▸ **EXERCISE REQUIREMENTS**: Copy out the data exactly, leaving the pictures behind.

▸ **DATA PROVIDED**:
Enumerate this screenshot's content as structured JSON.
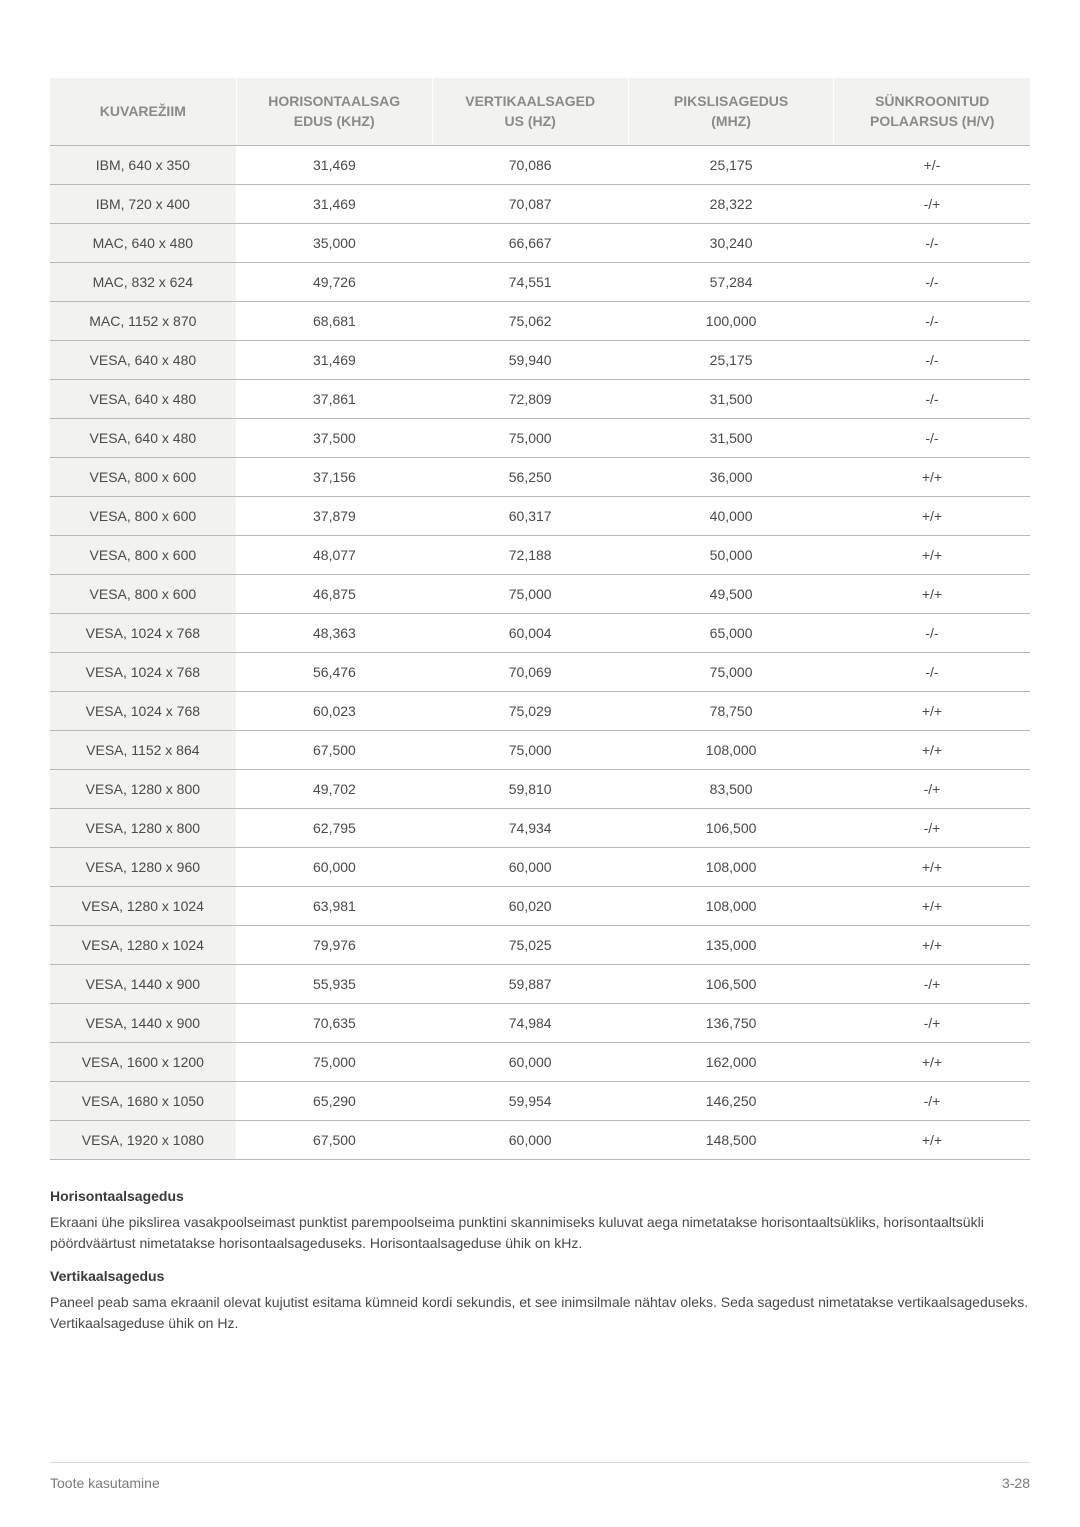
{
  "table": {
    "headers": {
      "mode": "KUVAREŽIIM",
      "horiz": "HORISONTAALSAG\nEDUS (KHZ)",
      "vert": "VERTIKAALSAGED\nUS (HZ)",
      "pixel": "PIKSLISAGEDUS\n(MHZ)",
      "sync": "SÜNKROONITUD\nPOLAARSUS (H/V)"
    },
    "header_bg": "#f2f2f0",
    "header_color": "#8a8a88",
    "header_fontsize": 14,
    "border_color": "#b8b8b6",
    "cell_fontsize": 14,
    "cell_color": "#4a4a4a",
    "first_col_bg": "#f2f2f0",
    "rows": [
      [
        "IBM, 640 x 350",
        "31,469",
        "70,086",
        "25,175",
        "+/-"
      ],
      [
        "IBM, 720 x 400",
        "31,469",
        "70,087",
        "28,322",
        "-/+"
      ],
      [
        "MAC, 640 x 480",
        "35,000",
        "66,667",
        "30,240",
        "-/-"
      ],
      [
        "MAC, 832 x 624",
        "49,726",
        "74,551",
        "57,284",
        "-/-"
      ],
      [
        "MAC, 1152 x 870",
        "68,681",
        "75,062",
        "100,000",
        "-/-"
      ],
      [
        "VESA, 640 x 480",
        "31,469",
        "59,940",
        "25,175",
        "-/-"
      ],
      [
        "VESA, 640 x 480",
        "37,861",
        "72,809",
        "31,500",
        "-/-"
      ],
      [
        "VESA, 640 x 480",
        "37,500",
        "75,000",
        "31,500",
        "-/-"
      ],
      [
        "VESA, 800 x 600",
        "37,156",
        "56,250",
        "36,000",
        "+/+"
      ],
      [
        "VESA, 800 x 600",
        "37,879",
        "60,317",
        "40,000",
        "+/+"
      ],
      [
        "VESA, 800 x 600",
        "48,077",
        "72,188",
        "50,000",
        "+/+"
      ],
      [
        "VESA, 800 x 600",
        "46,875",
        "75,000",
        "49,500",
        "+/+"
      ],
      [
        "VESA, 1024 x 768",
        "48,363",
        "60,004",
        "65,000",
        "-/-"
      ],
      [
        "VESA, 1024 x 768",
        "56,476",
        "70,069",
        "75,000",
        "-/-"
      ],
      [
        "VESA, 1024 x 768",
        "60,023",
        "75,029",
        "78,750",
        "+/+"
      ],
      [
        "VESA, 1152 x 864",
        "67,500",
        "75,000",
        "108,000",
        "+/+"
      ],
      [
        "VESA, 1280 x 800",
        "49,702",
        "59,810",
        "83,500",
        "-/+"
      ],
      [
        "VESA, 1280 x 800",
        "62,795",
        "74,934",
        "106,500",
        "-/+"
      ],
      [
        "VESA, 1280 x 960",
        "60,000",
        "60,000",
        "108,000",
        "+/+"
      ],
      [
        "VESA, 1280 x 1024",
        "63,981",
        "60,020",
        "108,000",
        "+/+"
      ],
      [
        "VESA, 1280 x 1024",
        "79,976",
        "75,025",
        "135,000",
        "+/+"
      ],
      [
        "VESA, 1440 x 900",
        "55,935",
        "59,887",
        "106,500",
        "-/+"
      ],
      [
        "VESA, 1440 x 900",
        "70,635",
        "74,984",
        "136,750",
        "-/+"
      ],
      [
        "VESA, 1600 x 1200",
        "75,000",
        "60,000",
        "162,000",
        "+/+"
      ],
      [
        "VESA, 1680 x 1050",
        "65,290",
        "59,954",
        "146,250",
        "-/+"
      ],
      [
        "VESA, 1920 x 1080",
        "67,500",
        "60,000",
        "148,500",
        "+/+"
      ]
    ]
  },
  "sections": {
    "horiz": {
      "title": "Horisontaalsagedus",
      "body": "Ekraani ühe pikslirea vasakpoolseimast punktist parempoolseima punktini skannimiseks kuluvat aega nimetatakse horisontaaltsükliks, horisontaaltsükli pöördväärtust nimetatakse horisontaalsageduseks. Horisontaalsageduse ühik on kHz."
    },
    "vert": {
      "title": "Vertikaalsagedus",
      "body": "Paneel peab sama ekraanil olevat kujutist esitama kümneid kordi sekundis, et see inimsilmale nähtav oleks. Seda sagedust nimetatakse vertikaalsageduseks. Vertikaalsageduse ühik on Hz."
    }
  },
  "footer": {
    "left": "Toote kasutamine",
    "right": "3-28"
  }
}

▸ **FINISHED ANSWER**:
Enumerate this screenshot's content as structured JSON.
{
  "table": {
    "headers": {
      "mode": "KUVAREŽIIM",
      "horiz": "HORISONTAALSAG\nEDUS (KHZ)",
      "vert": "VERTIKAALSAGED\nUS (HZ)",
      "pixel": "PIKSLISAGEDUS\n(MHZ)",
      "sync": "SÜNKROONITUD\nPOLAARSUS (H/V)"
    },
    "header_bg": "#f2f2f0",
    "header_color": "#8a8a88",
    "header_fontsize": 14,
    "border_color": "#b8b8b6",
    "cell_fontsize": 14,
    "cell_color": "#4a4a4a",
    "first_col_bg": "#f2f2f0",
    "rows": [
      [
        "IBM, 640 x 350",
        "31,469",
        "70,086",
        "25,175",
        "+/-"
      ],
      [
        "IBM, 720 x 400",
        "31,469",
        "70,087",
        "28,322",
        "-/+"
      ],
      [
        "MAC, 640 x 480",
        "35,000",
        "66,667",
        "30,240",
        "-/-"
      ],
      [
        "MAC, 832 x 624",
        "49,726",
        "74,551",
        "57,284",
        "-/-"
      ],
      [
        "MAC, 1152 x 870",
        "68,681",
        "75,062",
        "100,000",
        "-/-"
      ],
      [
        "VESA, 640 x 480",
        "31,469",
        "59,940",
        "25,175",
        "-/-"
      ],
      [
        "VESA, 640 x 480",
        "37,861",
        "72,809",
        "31,500",
        "-/-"
      ],
      [
        "VESA, 640 x 480",
        "37,500",
        "75,000",
        "31,500",
        "-/-"
      ],
      [
        "VESA, 800 x 600",
        "37,156",
        "56,250",
        "36,000",
        "+/+"
      ],
      [
        "VESA, 800 x 600",
        "37,879",
        "60,317",
        "40,000",
        "+/+"
      ],
      [
        "VESA, 800 x 600",
        "48,077",
        "72,188",
        "50,000",
        "+/+"
      ],
      [
        "VESA, 800 x 600",
        "46,875",
        "75,000",
        "49,500",
        "+/+"
      ],
      [
        "VESA, 1024 x 768",
        "48,363",
        "60,004",
        "65,000",
        "-/-"
      ],
      [
        "VESA, 1024 x 768",
        "56,476",
        "70,069",
        "75,000",
        "-/-"
      ],
      [
        "VESA, 1024 x 768",
        "60,023",
        "75,029",
        "78,750",
        "+/+"
      ],
      [
        "VESA, 1152 x 864",
        "67,500",
        "75,000",
        "108,000",
        "+/+"
      ],
      [
        "VESA, 1280 x 800",
        "49,702",
        "59,810",
        "83,500",
        "-/+"
      ],
      [
        "VESA, 1280 x 800",
        "62,795",
        "74,934",
        "106,500",
        "-/+"
      ],
      [
        "VESA, 1280 x 960",
        "60,000",
        "60,000",
        "108,000",
        "+/+"
      ],
      [
        "VESA, 1280 x 1024",
        "63,981",
        "60,020",
        "108,000",
        "+/+"
      ],
      [
        "VESA, 1280 x 1024",
        "79,976",
        "75,025",
        "135,000",
        "+/+"
      ],
      [
        "VESA, 1440 x 900",
        "55,935",
        "59,887",
        "106,500",
        "-/+"
      ],
      [
        "VESA, 1440 x 900",
        "70,635",
        "74,984",
        "136,750",
        "-/+"
      ],
      [
        "VESA, 1600 x 1200",
        "75,000",
        "60,000",
        "162,000",
        "+/+"
      ],
      [
        "VESA, 1680 x 1050",
        "65,290",
        "59,954",
        "146,250",
        "-/+"
      ],
      [
        "VESA, 1920 x 1080",
        "67,500",
        "60,000",
        "148,500",
        "+/+"
      ]
    ]
  },
  "sections": {
    "horiz": {
      "title": "Horisontaalsagedus",
      "body": "Ekraani ühe pikslirea vasakpoolseimast punktist parempoolseima punktini skannimiseks kuluvat aega nimetatakse horisontaaltsükliks, horisontaaltsükli pöördväärtust nimetatakse horisontaalsageduseks. Horisontaalsageduse ühik on kHz."
    },
    "vert": {
      "title": "Vertikaalsagedus",
      "body": "Paneel peab sama ekraanil olevat kujutist esitama kümneid kordi sekundis, et see inimsilmale nähtav oleks. Seda sagedust nimetatakse vertikaalsageduseks. Vertikaalsageduse ühik on Hz."
    }
  },
  "footer": {
    "left": "Toote kasutamine",
    "right": "3-28"
  }
}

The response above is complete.